— SOURCE DOCUMENT —
§

Identification and characterization of heterogeneous neuronal injury and death in regions of diffuse brain injury: evidence for multiple independent injury phenotypes.

Abstract

Diffuse brain injury (DBI) is a consequence of traumatic brain injury evoked via rapid acceleration-deceleration of the cranium, giving rise to subtle pathological changes appreciated best at the microscopic level. DBI is believed to be comprised by diffuse axonal injury and other forms of diffuse vascular change. The potential, however, that the same forces can also directly injure neuronal somata in vivo has not been considered. Recently, while investigating DBI-mediated perisomatic axonal injury, we identified scattered, rapid neuronal somatic necrosis occurring within the same domains. Moving on the premise that these cells sustained direct somatic injury as a result of DBI, we initiated the current study, in which rats were intracerebroventricularly infused with various high-molecular weight tracers (HMWTs) to identify injury-induced neuronal somatic plasmalemmal disruption. These studies revealed that DBI caused immediate, scattered neuronal somatic plasmalemmal injury to all of the extracellular HMWTs used. Through this approach, a spectrum of neuronal change was observed, ranging from rapid necrosis of the tracer-laden neurons to little or no pathological change at the light and electron microscopic level. Parallel double and triple studies using markers of neuronal degeneration, stress, and axonal injury identified additional injured neuronal phenotypes arising in close proximity to, but independent of, neurons demonstrating plasmalemmal disruption. These findings reveal that direct neuronal somatic injury is a component of DBI, and diffuse trauma elicits a heretofore-unrecognized multifaceted neuronal pathological change within the CNS, generating heterogeneous injury and reactive alteration within both axons and neuronal somata in the same domains.

§

— RECORDS —
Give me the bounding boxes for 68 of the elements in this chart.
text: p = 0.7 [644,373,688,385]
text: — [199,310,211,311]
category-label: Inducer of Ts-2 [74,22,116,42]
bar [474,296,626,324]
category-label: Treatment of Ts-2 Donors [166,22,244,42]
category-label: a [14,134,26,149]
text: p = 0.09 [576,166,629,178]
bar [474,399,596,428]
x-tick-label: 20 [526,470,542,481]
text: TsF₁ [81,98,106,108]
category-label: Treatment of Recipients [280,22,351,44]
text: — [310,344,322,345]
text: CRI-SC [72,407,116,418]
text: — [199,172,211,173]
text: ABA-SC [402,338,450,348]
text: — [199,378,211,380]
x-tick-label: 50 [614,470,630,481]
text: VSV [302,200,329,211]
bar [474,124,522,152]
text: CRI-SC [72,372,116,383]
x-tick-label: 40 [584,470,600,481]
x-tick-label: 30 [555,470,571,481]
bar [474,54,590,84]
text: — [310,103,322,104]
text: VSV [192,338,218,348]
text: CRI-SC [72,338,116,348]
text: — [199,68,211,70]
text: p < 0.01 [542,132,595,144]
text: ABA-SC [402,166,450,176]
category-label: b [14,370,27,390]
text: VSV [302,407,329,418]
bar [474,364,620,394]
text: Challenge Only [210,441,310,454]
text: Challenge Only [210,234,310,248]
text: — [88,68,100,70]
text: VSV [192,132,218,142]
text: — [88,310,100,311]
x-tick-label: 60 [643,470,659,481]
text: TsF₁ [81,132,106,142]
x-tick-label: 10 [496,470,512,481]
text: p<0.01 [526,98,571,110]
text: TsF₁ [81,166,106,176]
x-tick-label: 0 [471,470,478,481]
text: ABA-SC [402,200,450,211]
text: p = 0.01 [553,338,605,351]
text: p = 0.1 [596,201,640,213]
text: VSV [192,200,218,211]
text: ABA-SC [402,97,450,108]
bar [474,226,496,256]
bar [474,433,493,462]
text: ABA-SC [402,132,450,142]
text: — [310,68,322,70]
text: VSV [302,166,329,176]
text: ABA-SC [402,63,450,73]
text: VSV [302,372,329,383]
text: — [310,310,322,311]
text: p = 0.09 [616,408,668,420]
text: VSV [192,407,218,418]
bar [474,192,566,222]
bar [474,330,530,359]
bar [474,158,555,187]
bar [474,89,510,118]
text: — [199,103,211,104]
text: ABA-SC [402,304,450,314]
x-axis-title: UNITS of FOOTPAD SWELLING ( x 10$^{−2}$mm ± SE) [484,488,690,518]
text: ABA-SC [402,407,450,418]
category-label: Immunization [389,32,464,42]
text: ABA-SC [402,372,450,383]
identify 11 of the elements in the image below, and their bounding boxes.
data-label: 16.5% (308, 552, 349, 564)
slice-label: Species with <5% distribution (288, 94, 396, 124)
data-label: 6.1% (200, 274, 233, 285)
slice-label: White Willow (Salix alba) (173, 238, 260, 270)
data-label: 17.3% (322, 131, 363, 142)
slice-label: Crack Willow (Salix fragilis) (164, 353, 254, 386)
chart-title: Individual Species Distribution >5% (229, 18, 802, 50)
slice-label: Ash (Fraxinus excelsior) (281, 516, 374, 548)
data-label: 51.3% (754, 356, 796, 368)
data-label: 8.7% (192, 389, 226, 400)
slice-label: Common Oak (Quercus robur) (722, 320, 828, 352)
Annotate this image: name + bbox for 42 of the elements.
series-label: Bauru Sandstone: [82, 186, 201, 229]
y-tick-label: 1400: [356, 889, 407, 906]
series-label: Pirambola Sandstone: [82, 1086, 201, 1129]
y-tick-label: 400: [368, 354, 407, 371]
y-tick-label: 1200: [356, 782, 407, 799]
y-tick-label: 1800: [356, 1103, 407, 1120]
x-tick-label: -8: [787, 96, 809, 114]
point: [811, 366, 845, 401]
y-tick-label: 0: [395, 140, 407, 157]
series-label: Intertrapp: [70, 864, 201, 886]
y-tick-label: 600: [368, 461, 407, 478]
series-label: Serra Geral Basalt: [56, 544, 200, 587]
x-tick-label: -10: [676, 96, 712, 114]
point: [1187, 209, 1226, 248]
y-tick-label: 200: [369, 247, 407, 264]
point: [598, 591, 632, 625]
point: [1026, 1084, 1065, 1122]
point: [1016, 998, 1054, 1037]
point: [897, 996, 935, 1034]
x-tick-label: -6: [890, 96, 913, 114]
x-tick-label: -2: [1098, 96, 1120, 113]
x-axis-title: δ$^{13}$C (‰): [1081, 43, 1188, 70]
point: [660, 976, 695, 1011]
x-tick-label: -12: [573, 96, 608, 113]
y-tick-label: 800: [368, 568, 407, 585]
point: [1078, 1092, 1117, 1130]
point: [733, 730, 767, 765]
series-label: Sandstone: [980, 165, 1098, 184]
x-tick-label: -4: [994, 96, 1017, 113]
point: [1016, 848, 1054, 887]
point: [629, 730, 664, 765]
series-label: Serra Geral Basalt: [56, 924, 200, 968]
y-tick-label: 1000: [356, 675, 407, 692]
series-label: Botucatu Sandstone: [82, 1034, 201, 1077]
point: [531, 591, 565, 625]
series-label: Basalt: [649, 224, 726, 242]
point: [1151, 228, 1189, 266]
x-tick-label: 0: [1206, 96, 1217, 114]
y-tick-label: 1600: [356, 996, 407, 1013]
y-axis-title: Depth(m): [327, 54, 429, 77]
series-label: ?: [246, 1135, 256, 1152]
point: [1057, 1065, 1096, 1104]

§

— TASKS FOR THIS EXERCISE —
1 – Decide whether each statement agrees with the diffuse brain injury abstract, answering yes or no and quoting the deciding words: (a) The tracers were delivered to the rats by intracerebroventricular infusion. (b) Plasmalemmal injury was detected with only some of the tracers used. (c) Every tracer-laden neuron underwent rapid necrosis.
2 – According to the diffuse brain injury abstract, which markers did the parallel double and triple studies use?
3 – Write out the passage of the diffuse brain injury abstract from "Identification and characterization" to "independent injury phenotypes.".

— RESPONSES —
1 –
(a) Yes: "rats were intracerebroventricularly infused with various high-molecular weight tracers (HMWTs)"
(b) No: "DBI caused immediate, scattered neuronal somatic plasmalemmal injury to all of the extracellular HMWTs used"
(c) No: "ranging from rapid necrosis of the tracer-laden neurons to little or no pathological change at the light and electron microscopic level"

2 – Markers of neuronal degeneration, stress, and axonal injury.

3 –
Identification and characterization of heterogeneous neuronal injury and death in regions of diffuse brain injury: evidence for multiple independent injury phenotypes.